→ **DOCUMENTO FUENTE**:
..........

Ninguna de estos cometidos tiene que contraponerse a la caridad y la acción social de la Iglesia, para la cual la Iglesia cuenta con recursos e ingresos destinados por los fieles a tal fin y que forman parte de los ingresos de la Iglesia diocesana, que deben contabilizarse como tales; como también forman parte de estos ingresos las colectas que se destinan a fines diocesanos y las que se destinan a fines de la Iglesia universal, así como las subvenciones de las instituciones y fundaciones. La transparencia exige aclarar que no se deben confundir los balances del Obispado con los balances de toda la Iglesia diocesana sin mayores aclaraciones y números, empezando por tener claro que las cuentas de las parroquias son parte sustancial de los ingresos de la Iglesia diocesana. Estas cuentas se han visto por desgracia afectadas por las sucesivas crisis, la de 2008 y la pandemia del Covid-19, que no cesa y tanto ha retraído la acción comunitaria de la Iglesia, afectando gravemente a la práctica religiosa. Los balances de los centros educativos y la explotación del patrimonio de la Iglesia, así como las tasas de Curia y del Tribunal eclesiástico son ingresos reales de la Iglesia diocesana, que están al servicio de los gastos que la misión de la Iglesia y su mantenimiento como estructura social, la conservación de su patrimonio histórico cultural, la caridad cristiana y la acción social generan. La economía a diocesana no se apoya sólo en la entidad del Obispado, sino en todas las entidades que forman orgánicamente la estructura económica unitaria de la diócesis. Estas entidades operan de modo solidario como sucede con los vasos comunicantes, y los beneficios de unas entidades cubren las carencias de otras. Es el conjunto el que responde de la economía diocesana.

..........

→ **REQUISITO 1**: Traduzca al inglés esta oración del texto sobre la economía diocesana: «Estas entidades operan de modo solidario como sucede con los vasos comunicantes, y los beneficios de unas entidades cubren las carencias de otras».
→ **REQUISITO 2**: Reanude el texto sobre la economía diocesana a partir de su última oración.
El material no guarda relación alguna con el texto sobre la economía diocesana.

..........

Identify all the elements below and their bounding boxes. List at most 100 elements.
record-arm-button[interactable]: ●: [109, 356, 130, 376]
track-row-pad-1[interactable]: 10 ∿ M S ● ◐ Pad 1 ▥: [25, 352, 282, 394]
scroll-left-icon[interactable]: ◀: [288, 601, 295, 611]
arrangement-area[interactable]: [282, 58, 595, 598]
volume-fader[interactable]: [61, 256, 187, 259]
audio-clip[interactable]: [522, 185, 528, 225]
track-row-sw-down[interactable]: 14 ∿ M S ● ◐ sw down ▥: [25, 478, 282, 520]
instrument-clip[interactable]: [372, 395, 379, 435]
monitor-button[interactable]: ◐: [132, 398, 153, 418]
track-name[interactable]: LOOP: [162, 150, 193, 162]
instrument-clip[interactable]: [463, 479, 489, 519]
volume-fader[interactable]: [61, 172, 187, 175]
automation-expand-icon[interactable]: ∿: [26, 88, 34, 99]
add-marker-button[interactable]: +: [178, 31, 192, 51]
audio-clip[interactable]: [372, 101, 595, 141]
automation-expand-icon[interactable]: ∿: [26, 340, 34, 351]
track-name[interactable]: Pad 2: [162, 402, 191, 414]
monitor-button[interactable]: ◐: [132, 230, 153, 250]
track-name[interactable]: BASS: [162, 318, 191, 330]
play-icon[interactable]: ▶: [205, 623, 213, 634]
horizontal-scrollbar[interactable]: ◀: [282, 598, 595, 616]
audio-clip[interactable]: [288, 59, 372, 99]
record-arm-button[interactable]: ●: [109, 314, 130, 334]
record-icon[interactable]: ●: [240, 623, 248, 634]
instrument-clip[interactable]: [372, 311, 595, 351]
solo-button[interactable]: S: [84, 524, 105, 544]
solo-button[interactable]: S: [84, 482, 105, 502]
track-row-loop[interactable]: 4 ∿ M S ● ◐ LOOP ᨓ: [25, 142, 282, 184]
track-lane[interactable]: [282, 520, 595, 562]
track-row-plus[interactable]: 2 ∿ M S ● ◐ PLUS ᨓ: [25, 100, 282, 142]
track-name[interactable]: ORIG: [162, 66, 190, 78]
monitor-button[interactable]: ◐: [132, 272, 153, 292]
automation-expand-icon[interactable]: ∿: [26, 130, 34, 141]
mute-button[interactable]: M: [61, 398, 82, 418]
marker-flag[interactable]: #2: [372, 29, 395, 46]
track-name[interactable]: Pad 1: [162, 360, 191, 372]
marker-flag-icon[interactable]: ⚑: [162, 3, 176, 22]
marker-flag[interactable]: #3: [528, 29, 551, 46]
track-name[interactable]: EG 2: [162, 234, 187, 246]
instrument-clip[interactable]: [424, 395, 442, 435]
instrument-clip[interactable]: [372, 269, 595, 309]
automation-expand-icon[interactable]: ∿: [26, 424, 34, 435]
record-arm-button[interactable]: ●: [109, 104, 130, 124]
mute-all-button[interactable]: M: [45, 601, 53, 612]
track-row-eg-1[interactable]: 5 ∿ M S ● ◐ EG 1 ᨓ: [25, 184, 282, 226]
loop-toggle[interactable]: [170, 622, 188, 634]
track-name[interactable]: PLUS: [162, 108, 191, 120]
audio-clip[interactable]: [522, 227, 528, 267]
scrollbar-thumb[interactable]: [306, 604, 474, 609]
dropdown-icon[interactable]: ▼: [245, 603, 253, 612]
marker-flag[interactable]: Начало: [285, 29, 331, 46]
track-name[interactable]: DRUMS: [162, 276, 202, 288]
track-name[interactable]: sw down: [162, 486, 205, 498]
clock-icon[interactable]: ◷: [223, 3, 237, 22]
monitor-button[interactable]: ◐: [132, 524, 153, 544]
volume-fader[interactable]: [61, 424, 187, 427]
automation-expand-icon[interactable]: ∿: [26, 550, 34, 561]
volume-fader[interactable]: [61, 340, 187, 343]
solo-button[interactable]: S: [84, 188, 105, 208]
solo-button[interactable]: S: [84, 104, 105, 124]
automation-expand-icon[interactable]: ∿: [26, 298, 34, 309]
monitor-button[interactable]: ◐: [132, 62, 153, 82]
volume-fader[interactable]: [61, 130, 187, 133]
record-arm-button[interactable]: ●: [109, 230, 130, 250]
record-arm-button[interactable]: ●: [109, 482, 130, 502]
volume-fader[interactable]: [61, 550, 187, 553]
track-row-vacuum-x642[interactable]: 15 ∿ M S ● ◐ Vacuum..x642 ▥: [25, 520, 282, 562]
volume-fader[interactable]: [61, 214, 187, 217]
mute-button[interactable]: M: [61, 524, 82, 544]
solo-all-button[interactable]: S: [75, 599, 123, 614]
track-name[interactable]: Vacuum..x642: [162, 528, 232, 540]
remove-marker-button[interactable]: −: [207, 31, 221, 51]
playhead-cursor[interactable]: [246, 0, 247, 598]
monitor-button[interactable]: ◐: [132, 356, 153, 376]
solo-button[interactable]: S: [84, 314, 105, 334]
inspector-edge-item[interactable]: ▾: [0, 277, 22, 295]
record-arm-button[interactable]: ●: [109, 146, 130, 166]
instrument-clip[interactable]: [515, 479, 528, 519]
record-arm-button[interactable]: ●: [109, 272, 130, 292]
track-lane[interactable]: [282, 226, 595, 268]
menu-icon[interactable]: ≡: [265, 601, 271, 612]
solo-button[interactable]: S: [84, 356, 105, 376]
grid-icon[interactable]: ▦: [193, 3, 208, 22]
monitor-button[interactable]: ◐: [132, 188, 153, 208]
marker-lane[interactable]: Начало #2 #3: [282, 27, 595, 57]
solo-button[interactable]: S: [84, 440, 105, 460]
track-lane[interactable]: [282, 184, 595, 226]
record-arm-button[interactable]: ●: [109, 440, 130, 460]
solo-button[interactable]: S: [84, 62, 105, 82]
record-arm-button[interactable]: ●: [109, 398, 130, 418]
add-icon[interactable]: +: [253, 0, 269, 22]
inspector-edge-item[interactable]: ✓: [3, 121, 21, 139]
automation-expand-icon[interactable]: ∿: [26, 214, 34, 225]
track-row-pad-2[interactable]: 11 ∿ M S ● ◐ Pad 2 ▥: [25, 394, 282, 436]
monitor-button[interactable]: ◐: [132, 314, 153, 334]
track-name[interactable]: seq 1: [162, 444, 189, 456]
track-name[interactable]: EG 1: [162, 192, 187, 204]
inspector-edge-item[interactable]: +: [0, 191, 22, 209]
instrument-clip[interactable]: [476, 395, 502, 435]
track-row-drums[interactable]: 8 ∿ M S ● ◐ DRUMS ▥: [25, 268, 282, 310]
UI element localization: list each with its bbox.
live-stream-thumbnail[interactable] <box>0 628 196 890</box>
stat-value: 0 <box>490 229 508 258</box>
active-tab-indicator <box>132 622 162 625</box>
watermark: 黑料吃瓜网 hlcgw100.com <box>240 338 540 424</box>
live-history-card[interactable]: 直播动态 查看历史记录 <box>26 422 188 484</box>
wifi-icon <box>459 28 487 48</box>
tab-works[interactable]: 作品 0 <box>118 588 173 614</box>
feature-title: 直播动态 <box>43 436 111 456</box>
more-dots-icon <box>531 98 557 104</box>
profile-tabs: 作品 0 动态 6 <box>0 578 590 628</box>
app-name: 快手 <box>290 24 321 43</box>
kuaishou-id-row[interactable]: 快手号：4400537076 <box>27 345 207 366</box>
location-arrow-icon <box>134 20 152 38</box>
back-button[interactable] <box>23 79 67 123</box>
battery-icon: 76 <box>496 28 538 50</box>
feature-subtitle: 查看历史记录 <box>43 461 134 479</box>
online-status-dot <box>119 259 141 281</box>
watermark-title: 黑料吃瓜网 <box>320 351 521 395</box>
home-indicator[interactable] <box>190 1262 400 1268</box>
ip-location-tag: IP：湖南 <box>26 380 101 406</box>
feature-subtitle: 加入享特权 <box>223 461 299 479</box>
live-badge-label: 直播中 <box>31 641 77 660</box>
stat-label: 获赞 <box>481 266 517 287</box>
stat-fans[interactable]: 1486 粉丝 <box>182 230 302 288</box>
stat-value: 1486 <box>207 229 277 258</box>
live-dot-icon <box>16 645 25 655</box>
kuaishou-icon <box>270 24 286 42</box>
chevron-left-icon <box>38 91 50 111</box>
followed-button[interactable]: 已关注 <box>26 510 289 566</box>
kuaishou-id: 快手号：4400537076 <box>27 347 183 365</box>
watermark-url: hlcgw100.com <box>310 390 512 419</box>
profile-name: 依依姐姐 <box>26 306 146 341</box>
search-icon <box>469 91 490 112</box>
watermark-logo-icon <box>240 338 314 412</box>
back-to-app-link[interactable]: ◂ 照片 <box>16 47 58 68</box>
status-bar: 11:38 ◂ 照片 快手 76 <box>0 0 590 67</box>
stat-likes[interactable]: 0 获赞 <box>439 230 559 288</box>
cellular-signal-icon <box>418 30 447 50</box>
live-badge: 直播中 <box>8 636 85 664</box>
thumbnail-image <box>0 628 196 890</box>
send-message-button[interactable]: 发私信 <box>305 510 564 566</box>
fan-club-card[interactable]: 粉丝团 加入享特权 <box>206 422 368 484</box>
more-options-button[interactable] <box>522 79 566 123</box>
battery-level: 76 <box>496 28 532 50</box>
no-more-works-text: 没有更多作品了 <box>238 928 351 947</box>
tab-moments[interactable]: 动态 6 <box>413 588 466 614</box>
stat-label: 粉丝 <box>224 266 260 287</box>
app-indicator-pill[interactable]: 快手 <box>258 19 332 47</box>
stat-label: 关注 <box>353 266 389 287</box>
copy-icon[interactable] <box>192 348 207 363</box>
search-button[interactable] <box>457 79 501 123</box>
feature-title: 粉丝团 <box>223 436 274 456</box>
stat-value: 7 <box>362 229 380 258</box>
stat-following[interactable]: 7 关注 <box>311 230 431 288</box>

..........

→ **RESPUESTA DEL EJERCICIO 1**: These entities operate in solidarity, as happens with communicating vessels, and the profits of some entities cover the shortfalls of others.

→ **RESPUESTA DEL EJERCICIO 2**:
La Iglesia diocesana de Almería ha realizado un gran esfuerzo en las dos últimas décadas para remozar sus obsoletas estructuras y crear algunas nuevas. Son de valorar las ayudas que algunas instituciones civiles han puesto a su disposición, pero el mayor esfuerzo ha recaído sobre los fieles y los recursos modestos de nuestra Iglesia, de su Obispado y de sus parroquias. A todos cuantos simpatizan con el mensaje de la Iglesia y valoran su alcance moral y, en particular, a los fieles cristianos hemos de manifestar agradecimiento, al mismo tiempo que les decimos que no dejen de ayudarnos a ser lo que somos, como reza el lema de este la campaña de este año, porque esta ayuda, por modesta que sea, contribuye a que seamos una gran familia de fe cristiana.

La Iglesia, familia de los hijos e Dios, quiere ofrecer la riqueza superior a todas las riquezas de este mundo que mueven a los seres humanos. La Iglesia quiere ofrecer a todos el servicio del Evangelio, para que la buena noticia de la salvación que Cristo ha traído lleve a la sociedad de nuestro tiempo la esperanza en el futuro que sólo Dios garantiza al hombre, que vive en este mundo con sus anhelos y dificultades, sus gozos y esperanzas, pero también tristezas y angustias que, como lo acredita la historia de la humanidad, requieren el remedio poderoso de la solidaridad fraterna que se sostiene en la paternidad común de Dios.

Con todo afecto y bendición.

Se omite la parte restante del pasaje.